Immune recognition of human T-cell leukemia virus type-I (HTLV-I) by MHC-restricted cytotoxic T lymphocytes.

In our studies, it was demonstrated for the first time that HTLV-I gag and pX, and env and pX antigens are the target antigens recognized by CD8+ CTL in association with RT-1k and RT-1l class I antigens, respectively, in the rat system. Furthermore, the gag-expressing rVV and the env-expressing rVV were shown to have the potential to induce HTLV-I-specific CTL in WKA and LEW rats, respectively. These results suggest that, in general, HTLV-I structural and non-structural antigens can be recognized by CTL, and their immunogenicity for the induction of HTLV-I-specific CTL may be influenced by host MHC. Successful vaccination of mice against retrovirus tumorigenicity with the viral structural components has been demonstrated. As was the case with polyoma virus-induced tumors, utilization of rVV vectors containing HTLV-I genes for potential HTLV-I vaccines in humans may become possible if target antigens recognized by each recipient CTL can be identified prior to vaccination. Another vaccine candidate will be a synthetic peptide containing each CTL epitope. We are currently identifying the CTL epitopes, and recent results indicate that a major CTL epitope on the env-gene product is located between the env amino acids 101-112 (Tanaka et al., manuscript in preparation).

INSTRUCTIONS FOR THE TASK –
Summarize the passage on cytotoxic T-lymphocyte recognition of HTLV-I in two sentences.

DATASET –
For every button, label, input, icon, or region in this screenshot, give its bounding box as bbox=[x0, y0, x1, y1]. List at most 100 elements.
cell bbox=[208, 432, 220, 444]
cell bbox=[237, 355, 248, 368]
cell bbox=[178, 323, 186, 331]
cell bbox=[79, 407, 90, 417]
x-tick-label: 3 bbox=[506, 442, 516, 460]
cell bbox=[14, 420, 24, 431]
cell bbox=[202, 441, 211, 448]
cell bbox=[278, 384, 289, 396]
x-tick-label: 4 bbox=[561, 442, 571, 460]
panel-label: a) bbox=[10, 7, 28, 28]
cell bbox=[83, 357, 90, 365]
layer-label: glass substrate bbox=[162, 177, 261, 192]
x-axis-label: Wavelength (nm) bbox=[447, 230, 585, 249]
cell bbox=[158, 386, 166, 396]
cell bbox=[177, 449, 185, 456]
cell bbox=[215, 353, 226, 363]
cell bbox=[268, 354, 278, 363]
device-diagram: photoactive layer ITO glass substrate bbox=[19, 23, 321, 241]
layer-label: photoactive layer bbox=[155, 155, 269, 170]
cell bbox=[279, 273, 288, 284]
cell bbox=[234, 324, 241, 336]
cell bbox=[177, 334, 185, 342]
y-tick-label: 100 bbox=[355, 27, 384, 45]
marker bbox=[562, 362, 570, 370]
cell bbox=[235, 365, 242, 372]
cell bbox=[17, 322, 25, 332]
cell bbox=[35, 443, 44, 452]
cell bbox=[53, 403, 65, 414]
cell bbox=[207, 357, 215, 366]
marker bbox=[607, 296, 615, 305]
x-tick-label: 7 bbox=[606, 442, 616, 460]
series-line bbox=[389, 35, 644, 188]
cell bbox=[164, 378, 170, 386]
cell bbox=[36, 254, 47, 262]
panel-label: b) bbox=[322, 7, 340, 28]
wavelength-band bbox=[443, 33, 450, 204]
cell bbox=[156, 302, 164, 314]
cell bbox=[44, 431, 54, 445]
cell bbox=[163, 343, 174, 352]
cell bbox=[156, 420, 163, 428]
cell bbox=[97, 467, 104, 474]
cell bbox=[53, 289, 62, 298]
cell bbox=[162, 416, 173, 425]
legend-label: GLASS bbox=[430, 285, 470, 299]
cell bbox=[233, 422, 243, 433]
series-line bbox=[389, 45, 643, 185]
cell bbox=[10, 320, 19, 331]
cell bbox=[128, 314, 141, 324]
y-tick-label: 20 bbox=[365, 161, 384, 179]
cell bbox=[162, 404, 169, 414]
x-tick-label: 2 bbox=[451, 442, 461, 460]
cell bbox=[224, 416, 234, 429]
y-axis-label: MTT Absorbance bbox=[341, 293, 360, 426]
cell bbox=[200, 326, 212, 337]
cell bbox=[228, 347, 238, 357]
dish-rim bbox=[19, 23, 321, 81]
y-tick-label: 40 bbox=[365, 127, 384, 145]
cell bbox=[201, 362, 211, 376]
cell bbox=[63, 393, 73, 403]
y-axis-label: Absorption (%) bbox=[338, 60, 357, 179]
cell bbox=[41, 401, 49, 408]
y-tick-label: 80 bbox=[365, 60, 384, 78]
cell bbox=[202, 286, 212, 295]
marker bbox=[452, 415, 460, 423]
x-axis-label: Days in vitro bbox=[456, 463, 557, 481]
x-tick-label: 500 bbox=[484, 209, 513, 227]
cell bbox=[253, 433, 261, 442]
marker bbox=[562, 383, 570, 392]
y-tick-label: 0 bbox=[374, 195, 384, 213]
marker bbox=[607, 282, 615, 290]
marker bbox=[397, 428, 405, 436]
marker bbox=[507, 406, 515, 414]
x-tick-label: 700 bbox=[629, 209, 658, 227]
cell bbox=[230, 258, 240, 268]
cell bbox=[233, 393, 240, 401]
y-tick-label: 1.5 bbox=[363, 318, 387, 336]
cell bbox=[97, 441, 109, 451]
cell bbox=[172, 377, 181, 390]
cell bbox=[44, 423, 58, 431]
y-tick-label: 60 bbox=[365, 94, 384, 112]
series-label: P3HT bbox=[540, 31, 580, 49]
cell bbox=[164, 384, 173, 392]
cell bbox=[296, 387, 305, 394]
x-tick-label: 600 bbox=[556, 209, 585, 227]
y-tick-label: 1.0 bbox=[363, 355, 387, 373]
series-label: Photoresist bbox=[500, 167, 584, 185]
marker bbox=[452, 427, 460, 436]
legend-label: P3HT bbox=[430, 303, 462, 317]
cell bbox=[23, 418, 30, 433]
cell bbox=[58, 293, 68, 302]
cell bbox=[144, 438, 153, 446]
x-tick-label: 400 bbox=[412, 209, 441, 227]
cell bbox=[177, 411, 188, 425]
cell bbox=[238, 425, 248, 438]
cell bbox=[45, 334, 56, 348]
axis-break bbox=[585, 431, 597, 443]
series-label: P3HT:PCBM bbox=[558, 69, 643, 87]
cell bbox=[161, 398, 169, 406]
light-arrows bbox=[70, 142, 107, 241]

RESPONSE –
In the rat system, CD8+ CTL recognized HTLV-I gag and pX antigens in association with RT-1k class I antigens and env and pX antigens in association with RT-1l class I antigens, and rVV expressing gag or env could induce HTLV-I-specific CTL in WKA and LEW rats, respectively. These results suggest that host MHC may influence the immunogenicity of HTLV-I antigens for inducing CTL, and both rVV vectors carrying HTLV-I genes and synthetic peptides containing CTL epitopes are proposed as vaccine candidates, with a major CTL epitope on the env-gene product located between env amino acids 101 and 112.